Given instruction →
The entries below need to be written out exactly, with no pictures included.
### Data provided ###
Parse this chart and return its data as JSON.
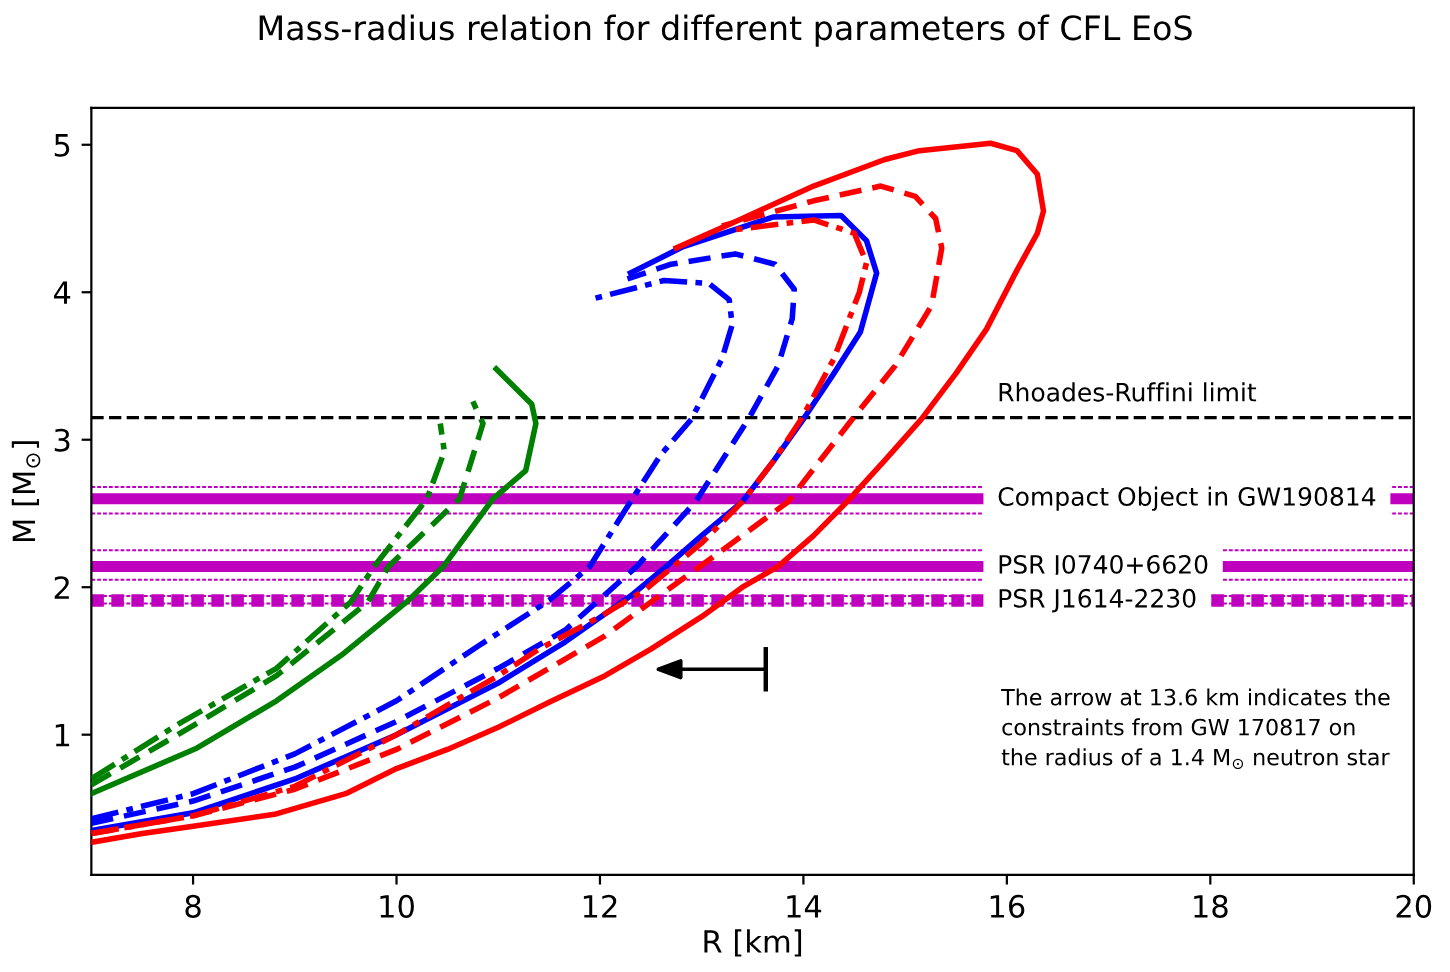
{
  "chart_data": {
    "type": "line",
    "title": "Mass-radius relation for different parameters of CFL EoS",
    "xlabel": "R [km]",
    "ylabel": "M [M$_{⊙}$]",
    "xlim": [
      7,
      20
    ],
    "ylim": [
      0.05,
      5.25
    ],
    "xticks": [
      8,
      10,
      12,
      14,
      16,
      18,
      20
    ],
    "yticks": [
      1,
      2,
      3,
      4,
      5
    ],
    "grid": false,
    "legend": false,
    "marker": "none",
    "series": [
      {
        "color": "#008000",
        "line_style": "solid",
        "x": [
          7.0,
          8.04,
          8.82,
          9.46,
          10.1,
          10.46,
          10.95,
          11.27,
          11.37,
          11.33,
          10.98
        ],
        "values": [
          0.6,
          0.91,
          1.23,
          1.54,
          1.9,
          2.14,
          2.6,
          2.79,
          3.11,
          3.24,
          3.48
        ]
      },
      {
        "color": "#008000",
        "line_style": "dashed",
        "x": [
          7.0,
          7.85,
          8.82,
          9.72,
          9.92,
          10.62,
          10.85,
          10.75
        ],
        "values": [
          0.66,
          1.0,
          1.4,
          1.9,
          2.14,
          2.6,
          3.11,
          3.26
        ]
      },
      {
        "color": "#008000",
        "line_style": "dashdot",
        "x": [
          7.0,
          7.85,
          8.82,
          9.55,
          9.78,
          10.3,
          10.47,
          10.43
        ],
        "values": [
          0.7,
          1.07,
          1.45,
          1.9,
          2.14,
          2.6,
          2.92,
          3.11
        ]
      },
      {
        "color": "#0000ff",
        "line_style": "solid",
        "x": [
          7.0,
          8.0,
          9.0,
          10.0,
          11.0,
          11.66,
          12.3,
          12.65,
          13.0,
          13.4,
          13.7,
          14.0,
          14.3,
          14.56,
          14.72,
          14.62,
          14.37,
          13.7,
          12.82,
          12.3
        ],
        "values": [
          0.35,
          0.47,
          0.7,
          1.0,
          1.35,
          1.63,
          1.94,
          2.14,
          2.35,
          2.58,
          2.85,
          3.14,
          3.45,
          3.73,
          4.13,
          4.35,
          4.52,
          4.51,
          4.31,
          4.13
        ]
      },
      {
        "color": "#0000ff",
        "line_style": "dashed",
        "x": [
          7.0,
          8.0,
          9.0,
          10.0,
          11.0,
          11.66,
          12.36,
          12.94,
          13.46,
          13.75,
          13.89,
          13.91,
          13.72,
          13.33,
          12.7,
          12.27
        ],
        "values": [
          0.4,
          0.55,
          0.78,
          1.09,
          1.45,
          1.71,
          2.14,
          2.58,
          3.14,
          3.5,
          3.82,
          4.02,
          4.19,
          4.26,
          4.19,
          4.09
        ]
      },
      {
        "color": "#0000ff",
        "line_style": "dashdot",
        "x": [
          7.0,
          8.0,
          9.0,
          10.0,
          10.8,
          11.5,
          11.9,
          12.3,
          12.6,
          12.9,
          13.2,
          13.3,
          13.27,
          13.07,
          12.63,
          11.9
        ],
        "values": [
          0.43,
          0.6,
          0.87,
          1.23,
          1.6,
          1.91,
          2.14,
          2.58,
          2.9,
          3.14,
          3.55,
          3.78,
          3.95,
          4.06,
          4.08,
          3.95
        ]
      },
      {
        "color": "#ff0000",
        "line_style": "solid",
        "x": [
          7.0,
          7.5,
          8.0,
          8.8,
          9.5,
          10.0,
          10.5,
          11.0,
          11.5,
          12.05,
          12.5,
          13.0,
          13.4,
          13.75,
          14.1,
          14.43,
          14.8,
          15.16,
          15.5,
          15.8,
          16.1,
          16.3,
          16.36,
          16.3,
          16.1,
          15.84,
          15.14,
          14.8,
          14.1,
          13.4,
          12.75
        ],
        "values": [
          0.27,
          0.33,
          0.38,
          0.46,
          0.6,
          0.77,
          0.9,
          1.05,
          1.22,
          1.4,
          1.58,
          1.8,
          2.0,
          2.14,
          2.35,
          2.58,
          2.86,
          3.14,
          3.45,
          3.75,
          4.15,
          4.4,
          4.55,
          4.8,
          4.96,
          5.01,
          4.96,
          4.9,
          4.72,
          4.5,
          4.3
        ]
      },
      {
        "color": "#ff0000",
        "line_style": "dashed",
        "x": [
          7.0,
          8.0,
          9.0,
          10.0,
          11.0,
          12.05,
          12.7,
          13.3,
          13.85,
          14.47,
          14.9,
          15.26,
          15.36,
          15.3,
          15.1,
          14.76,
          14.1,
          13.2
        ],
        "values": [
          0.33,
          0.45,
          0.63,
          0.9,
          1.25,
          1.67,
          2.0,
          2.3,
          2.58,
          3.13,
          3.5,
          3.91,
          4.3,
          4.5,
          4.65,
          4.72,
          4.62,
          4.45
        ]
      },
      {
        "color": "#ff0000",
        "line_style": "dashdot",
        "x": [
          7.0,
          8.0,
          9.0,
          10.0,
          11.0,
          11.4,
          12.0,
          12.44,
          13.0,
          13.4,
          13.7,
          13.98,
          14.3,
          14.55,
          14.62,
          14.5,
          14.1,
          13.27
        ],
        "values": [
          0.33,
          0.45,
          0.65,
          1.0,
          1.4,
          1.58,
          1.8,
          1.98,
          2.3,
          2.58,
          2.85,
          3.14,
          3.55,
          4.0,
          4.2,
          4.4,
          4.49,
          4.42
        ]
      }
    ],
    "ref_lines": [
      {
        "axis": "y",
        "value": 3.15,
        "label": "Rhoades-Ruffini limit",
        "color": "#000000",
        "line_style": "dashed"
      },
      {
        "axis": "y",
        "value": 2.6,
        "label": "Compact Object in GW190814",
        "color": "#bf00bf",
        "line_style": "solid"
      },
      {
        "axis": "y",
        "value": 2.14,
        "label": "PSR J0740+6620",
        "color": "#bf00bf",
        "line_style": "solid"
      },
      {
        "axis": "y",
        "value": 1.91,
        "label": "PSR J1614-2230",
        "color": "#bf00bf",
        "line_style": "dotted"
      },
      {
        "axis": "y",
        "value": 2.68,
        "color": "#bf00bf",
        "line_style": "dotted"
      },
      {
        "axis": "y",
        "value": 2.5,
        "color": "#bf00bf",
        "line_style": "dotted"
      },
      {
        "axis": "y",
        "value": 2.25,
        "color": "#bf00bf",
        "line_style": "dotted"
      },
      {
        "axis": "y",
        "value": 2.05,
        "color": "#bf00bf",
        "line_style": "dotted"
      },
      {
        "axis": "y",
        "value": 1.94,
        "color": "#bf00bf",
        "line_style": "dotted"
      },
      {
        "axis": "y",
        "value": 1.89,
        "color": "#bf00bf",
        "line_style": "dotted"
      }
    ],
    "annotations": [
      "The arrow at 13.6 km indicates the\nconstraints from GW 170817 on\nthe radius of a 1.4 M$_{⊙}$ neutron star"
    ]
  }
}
###
Task result →
Parse this chart and return its data as JSON.
{
  "chart_data": {
    "type": "line",
    "title": "Mass-radius relation for different parameters of CFL EoS",
    "xlabel": "R [km]",
    "ylabel": "M [M$_{⊙}$]",
    "xlim": [
      7,
      20
    ],
    "ylim": [
      0.05,
      5.25
    ],
    "xticks": [
      8,
      10,
      12,
      14,
      16,
      18,
      20
    ],
    "yticks": [
      1,
      2,
      3,
      4,
      5
    ],
    "grid": false,
    "legend": false,
    "marker": "none",
    "series": [
      {
        "color": "#008000",
        "line_style": "solid",
        "x": [
          7.0,
          8.04,
          8.82,
          9.46,
          10.1,
          10.46,
          10.95,
          11.27,
          11.37,
          11.33,
          10.98
        ],
        "values": [
          0.6,
          0.91,
          1.23,
          1.54,
          1.9,
          2.14,
          2.6,
          2.79,
          3.11,
          3.24,
          3.48
        ]
      },
      {
        "color": "#008000",
        "line_style": "dashed",
        "x": [
          7.0,
          7.85,
          8.82,
          9.72,
          9.92,
          10.62,
          10.85,
          10.75
        ],
        "values": [
          0.66,
          1.0,
          1.4,
          1.9,
          2.14,
          2.6,
          3.11,
          3.26
        ]
      },
      {
        "color": "#008000",
        "line_style": "dashdot",
        "x": [
          7.0,
          7.85,
          8.82,
          9.55,
          9.78,
          10.3,
          10.47,
          10.43
        ],
        "values": [
          0.7,
          1.07,
          1.45,
          1.9,
          2.14,
          2.6,
          2.92,
          3.11
        ]
      },
      {
        "color": "#0000ff",
        "line_style": "solid",
        "x": [
          7.0,
          8.0,
          9.0,
          10.0,
          11.0,
          11.66,
          12.3,
          12.65,
          13.0,
          13.4,
          13.7,
          14.0,
          14.3,
          14.56,
          14.72,
          14.62,
          14.37,
          13.7,
          12.82,
          12.3
        ],
        "values": [
          0.35,
          0.47,
          0.7,
          1.0,
          1.35,
          1.63,
          1.94,
          2.14,
          2.35,
          2.58,
          2.85,
          3.14,
          3.45,
          3.73,
          4.13,
          4.35,
          4.52,
          4.51,
          4.31,
          4.13
        ]
      },
      {
        "color": "#0000ff",
        "line_style": "dashed",
        "x": [
          7.0,
          8.0,
          9.0,
          10.0,
          11.0,
          11.66,
          12.36,
          12.94,
          13.46,
          13.75,
          13.89,
          13.91,
          13.72,
          13.33,
          12.7,
          12.27
        ],
        "values": [
          0.4,
          0.55,
          0.78,
          1.09,
          1.45,
          1.71,
          2.14,
          2.58,
          3.14,
          3.5,
          3.82,
          4.02,
          4.19,
          4.26,
          4.19,
          4.09
        ]
      },
      {
        "color": "#0000ff",
        "line_style": "dashdot",
        "x": [
          7.0,
          8.0,
          9.0,
          10.0,
          10.8,
          11.5,
          11.9,
          12.3,
          12.6,
          12.9,
          13.2,
          13.3,
          13.27,
          13.07,
          12.63,
          11.9
        ],
        "values": [
          0.43,
          0.6,
          0.87,
          1.23,
          1.6,
          1.91,
          2.14,
          2.58,
          2.9,
          3.14,
          3.55,
          3.78,
          3.95,
          4.06,
          4.08,
          3.95
        ]
      },
      {
        "color": "#ff0000",
        "line_style": "solid",
        "x": [
          7.0,
          7.5,
          8.0,
          8.8,
          9.5,
          10.0,
          10.5,
          11.0,
          11.5,
          12.05,
          12.5,
          13.0,
          13.4,
          13.75,
          14.1,
          14.43,
          14.8,
          15.16,
          15.5,
          15.8,
          16.1,
          16.3,
          16.36,
          16.3,
          16.1,
          15.84,
          15.14,
          14.8,
          14.1,
          13.4,
          12.75
        ],
        "values": [
          0.27,
          0.33,
          0.38,
          0.46,
          0.6,
          0.77,
          0.9,
          1.05,
          1.22,
          1.4,
          1.58,
          1.8,
          2.0,
          2.14,
          2.35,
          2.58,
          2.86,
          3.14,
          3.45,
          3.75,
          4.15,
          4.4,
          4.55,
          4.8,
          4.96,
          5.01,
          4.96,
          4.9,
          4.72,
          4.5,
          4.3
        ]
      },
      {
        "color": "#ff0000",
        "line_style": "dashed",
        "x": [
          7.0,
          8.0,
          9.0,
          10.0,
          11.0,
          12.05,
          12.7,
          13.3,
          13.85,
          14.47,
          14.9,
          15.26,
          15.36,
          15.3,
          15.1,
          14.76,
          14.1,
          13.2
        ],
        "values": [
          0.33,
          0.45,
          0.63,
          0.9,
          1.25,
          1.67,
          2.0,
          2.3,
          2.58,
          3.13,
          3.5,
          3.91,
          4.3,
          4.5,
          4.65,
          4.72,
          4.62,
          4.45
        ]
      },
      {
        "color": "#ff0000",
        "line_style": "dashdot",
        "x": [
          7.0,
          8.0,
          9.0,
          10.0,
          11.0,
          11.4,
          12.0,
          12.44,
          13.0,
          13.4,
          13.7,
          13.98,
          14.3,
          14.55,
          14.62,
          14.5,
          14.1,
          13.27
        ],
        "values": [
          0.33,
          0.45,
          0.65,
          1.0,
          1.4,
          1.58,
          1.8,
          1.98,
          2.3,
          2.58,
          2.85,
          3.14,
          3.55,
          4.0,
          4.2,
          4.4,
          4.49,
          4.42
        ]
      }
    ],
    "ref_lines": [
      {
        "axis": "y",
        "value": 3.15,
        "label": "Rhoades-Ruffini limit",
        "color": "#000000",
        "line_style": "dashed"
      },
      {
        "axis": "y",
        "value": 2.6,
        "label": "Compact Object in GW190814",
        "color": "#bf00bf",
        "line_style": "solid"
      },
      {
        "axis": "y",
        "value": 2.14,
        "label": "PSR J0740+6620",
        "color": "#bf00bf",
        "line_style": "solid"
      },
      {
        "axis": "y",
        "value": 1.91,
        "label": "PSR J1614-2230",
        "color": "#bf00bf",
        "line_style": "dotted"
      },
      {
        "axis": "y",
        "value": 2.68,
        "color": "#bf00bf",
        "line_style": "dotted"
      },
      {
        "axis": "y",
        "value": 2.5,
        "color": "#bf00bf",
        "line_style": "dotted"
      },
      {
        "axis": "y",
        "value": 2.25,
        "color": "#bf00bf",
        "line_style": "dotted"
      },
      {
        "axis": "y",
        "value": 2.05,
        "color": "#bf00bf",
        "line_style": "dotted"
      },
      {
        "axis": "y",
        "value": 1.94,
        "color": "#bf00bf",
        "line_style": "dotted"
      },
      {
        "axis": "y",
        "value": 1.89,
        "color": "#bf00bf",
        "line_style": "dotted"
      }
    ],
    "annotations": [
      "The arrow at 13.6 km indicates the\nconstraints from GW 170817 on\nthe radius of a 1.4 M$_{⊙}$ neutron star"
    ]
  }
}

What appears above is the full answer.